INFORMATION SHOWN:
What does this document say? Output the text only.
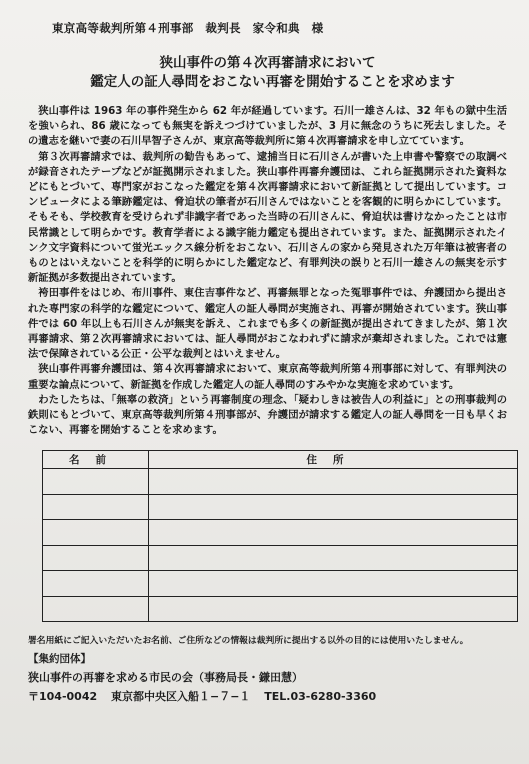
東京高等裁判所第４刑事部　裁判長　家令和典　様
狭山事件の第４次再審請求において
鑑定人の証人尋問をおこない再審を開始することを求めます

狭山事件は 1963 年の事件発生から 62 年が経過しています。石川一雄さんは、32 年もの獄中生活を強いられ、86 歳になっても無実を訴えつづけていましたが、3 月に無念のうちに死去しました。その遺志を継いで妻の石川早智子さんが、東京高等裁判所に第４次再審請求を申し立てています。

第３次再審請求では、裁判所の勧告もあって、逮捕当日に石川さんが書いた上申書や警察での取調べが録音されたテープなどが証拠開示されました。狭山事件再審弁護団は、これら証拠開示された資料などにもとづいて、専門家がおこなった鑑定を第４次再審請求において新証拠として提出しています。コンピュータによる筆跡鑑定は、脅迫状の筆者が石川さんではないことを客観的に明らかにしています。そもそも、学校教育を受けられず非識字者であった当時の石川さんに、脅迫状は書けなかったことは市民常識として明らかです。教育学者による識字能力鑑定も提出されています。また、証拠開示されたインク文字資料について蛍光エックス線分析をおこない、石川さんの家から発見された万年筆は被害者のものとはいえないことを科学的に明らかにした鑑定など、有罪判決の誤りと石川一雄さんの無実を示す新証拠が多数提出されています。

袴田事件をはじめ、布川事件、東住吉事件など、再審無罪となった冤罪事件では、弁護団から提出された専門家の科学的な鑑定について、鑑定人の証人尋問が実施され、再審が開始されています。狭山事件では 60 年以上も石川さんが無実を訴え、これまでも多くの新証拠が提出されてきましたが、第１次再審請求、第２次再審請求においては、証人尋問がおこなわれずに請求が棄却されました。これでは憲法で保障されている公正・公平な裁判とはいえません。

狭山事件再審弁護団は、第４次再審請求において、東京高等裁判所第４刑事部に対して、有罪判決の重要な論点について、新証拠を作成した鑑定人の証人尋問のすみやかな実施を求めています。

わたしたちは、「無辜の救済」という再審制度の理念、「疑わしきは被告人の利益に」との刑事裁判の鉄則にもとづいて、東京高等裁判所第４刑事部が、弁護団が請求する鑑定人の証人尋問を一日も早くおこない、再審を開始することを求めます。

名前	住所

署名用紙にご記入いただいたお名前、ご住所などの情報は裁判所に提出する以外の目的には使用いたしません。
【集約団体】
狭山事件の再審を求める市民の会（事務局長・鎌田慧）
〒104-0042 東京都中央区入船１−７−１ TEL.03-6280-3360
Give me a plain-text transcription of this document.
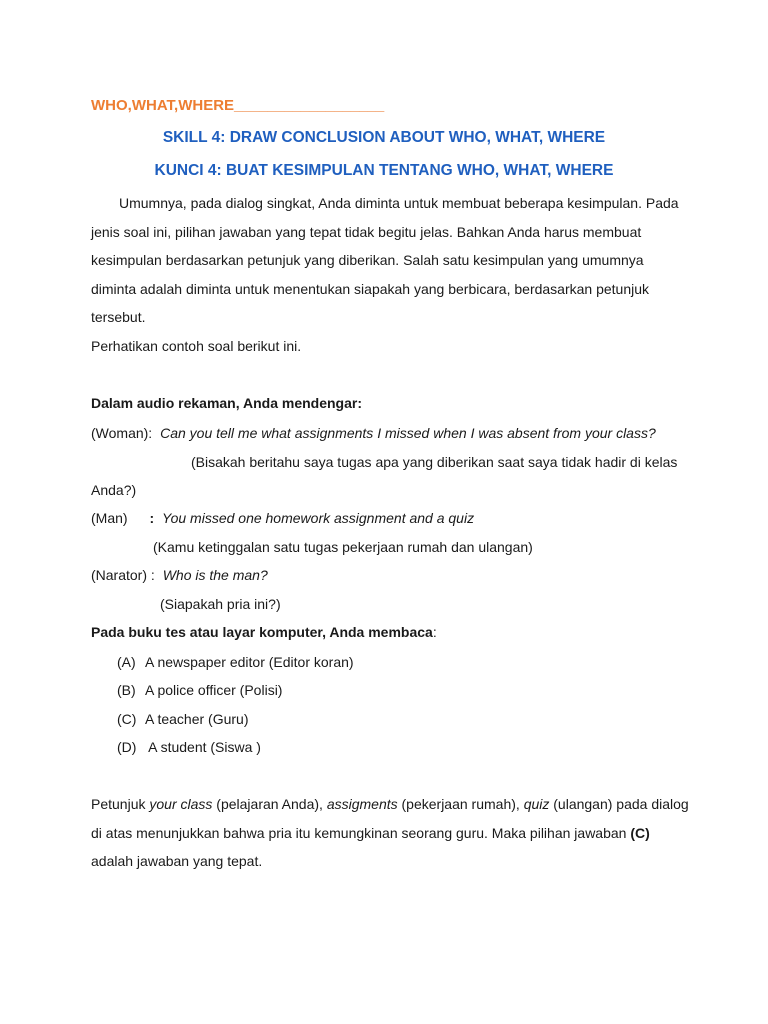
WHO,WHAT,WHERE__________________
SKILL 4: DRAW CONCLUSION ABOUT WHO, WHAT, WHERE
KUNCI 4: BUAT KESIMPULAN TENTANG WHO, WHAT, WHERE
Umumnya, pada dialog singkat, Anda diminta untuk membuat beberapa kesimpulan. Pada
jenis soal ini, pilihan jawaban yang tepat tidak begitu jelas. Bahkan Anda harus membuat
kesimpulan berdasarkan petunjuk yang diberikan. Salah satu kesimpulan yang umumnya
diminta adalah diminta untuk menentukan siapakah yang berbicara, berdasarkan petunjuk
tersebut.
Perhatikan contoh soal berikut ini.
Dalam audio rekaman, Anda mendengar:
(Woman): Can you tell me what assignments I missed when I was absent from your class?
(Bisakah beritahu saya tugas apa yang diberikan saat saya tidak hadir di kelas
Anda?)
(Man) : You missed one homework assignment and a quiz
(Kamu ketinggalan satu tugas pekerjaan rumah dan ulangan)
(Narator) : Who is the man?
(Siapakah pria ini?)
Pada buku tes atau layar komputer, Anda membaca:
(A) A newspaper editor (Editor koran)
(B) A police officer (Polisi)
(C) A teacher (Guru)
(D) A student (Siswa )
Petunjuk your class (pelajaran Anda), assigments (pekerjaan rumah), quiz (ulangan) pada dialog
di atas menunjukkan bahwa pria itu kemungkinan seorang guru. Maka pilihan jawaban (C)
adalah jawaban yang tepat.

TASK OBJECTIVE: Omit the pictures, and quote the material above exactly as given.

TASK RESPONSE:
What does this document say? Output the text only.
東京高等裁判所第４刑事部　裁判長　家令和典　様
狭山事件の第４次再審請求において
鑑定人の証人尋問をおこない再審を開始することを求めます

狭山事件は 1963 年の事件発生から 62 年が経過しています。石川一雄さんは、32 年もの獄中生活を強いられ、86 歳になっても無実を訴えつづけていましたが、3 月に無念のうちに死去しました。その遺志を継いで妻の石川早智子さんが、東京高等裁判所に第４次再審請求を申し立てています。

第３次再審請求では、裁判所の勧告もあって、逮捕当日に石川さんが書いた上申書や警察での取調べが録音されたテープなどが証拠開示されました。狭山事件再審弁護団は、これら証拠開示された資料などにもとづいて、専門家がおこなった鑑定を第４次再審請求において新証拠として提出しています。コンピュータによる筆跡鑑定は、脅迫状の筆者が石川さんではないことを客観的に明らかにしています。そもそも、学校教育を受けられず非識字者であった当時の石川さんに、脅迫状は書けなかったことは市民常識として明らかです。教育学者による識字能力鑑定も提出されています。また、証拠開示されたインク文字資料について蛍光エックス線分析をおこない、石川さんの家から発見された万年筆は被害者のものとはいえないことを科学的に明らかにした鑑定など、有罪判決の誤りと石川一雄さんの無実を示す新証拠が多数提出されています。

袴田事件をはじめ、布川事件、東住吉事件など、再審無罪となった冤罪事件では、弁護団から提出された専門家の科学的な鑑定について、鑑定人の証人尋問が実施され、再審が開始されています。狭山事件では 60 年以上も石川さんが無実を訴え、これまでも多くの新証拠が提出されてきましたが、第１次再審請求、第２次再審請求においては、証人尋問がおこなわれずに請求が棄却されました。これでは憲法で保障されている公正・公平な裁判とはいえません。

狭山事件再審弁護団は、第４次再審請求において、東京高等裁判所第４刑事部に対して、有罪判決の重要な論点について、新証拠を作成した鑑定人の証人尋問のすみやかな実施を求めています。

わたしたちは、「無辜の救済」という再審制度の理念、「疑わしきは被告人の利益に」との刑事裁判の鉄則にもとづいて、東京高等裁判所第４刑事部が、弁護団が請求する鑑定人の証人尋問を一日も早くおこない、再審を開始することを求めます。

名前	住所

署名用紙にご記入いただいたお名前、ご住所などの情報は裁判所に提出する以外の目的には使用いたしません。
【集約団体】
狭山事件の再審を求める市民の会（事務局長・鎌田慧）
〒104-0042 東京都中央区入船１−７−１ TEL.03-6280-3360
Give me a plain-text transcription of this document.
WHO,WHAT,WHERE__________________
SKILL 4: DRAW CONCLUSION ABOUT WHO, WHAT, WHERE
KUNCI 4: BUAT KESIMPULAN TENTANG WHO, WHAT, WHERE
Umumnya, pada dialog singkat, Anda diminta untuk membuat beberapa kesimpulan. Pada
jenis soal ini, pilihan jawaban yang tepat tidak begitu jelas. Bahkan Anda harus membuat
kesimpulan berdasarkan petunjuk yang diberikan. Salah satu kesimpulan yang umumnya
diminta adalah diminta untuk menentukan siapakah yang berbicara, berdasarkan petunjuk
tersebut.
Perhatikan contoh soal berikut ini.
Dalam audio rekaman, Anda mendengar:
(Woman): Can you tell me what assignments I missed when I was absent from your class?
(Bisakah beritahu saya tugas apa yang diberikan saat saya tidak hadir di kelas
Anda?)
(Man) : You missed one homework assignment and a quiz
(Kamu ketinggalan satu tugas pekerjaan rumah dan ulangan)
(Narator) : Who is the man?
(Siapakah pria ini?)
Pada buku tes atau layar komputer, Anda membaca:
(A) A newspaper editor (Editor koran)
(B) A police officer (Polisi)
(C) A teacher (Guru)
(D) A student (Siswa )
Petunjuk your class (pelajaran Anda), assigments (pekerjaan rumah), quiz (ulangan) pada dialog
di atas menunjukkan bahwa pria itu kemungkinan seorang guru. Maka pilihan jawaban (C)
adalah jawaban yang tepat.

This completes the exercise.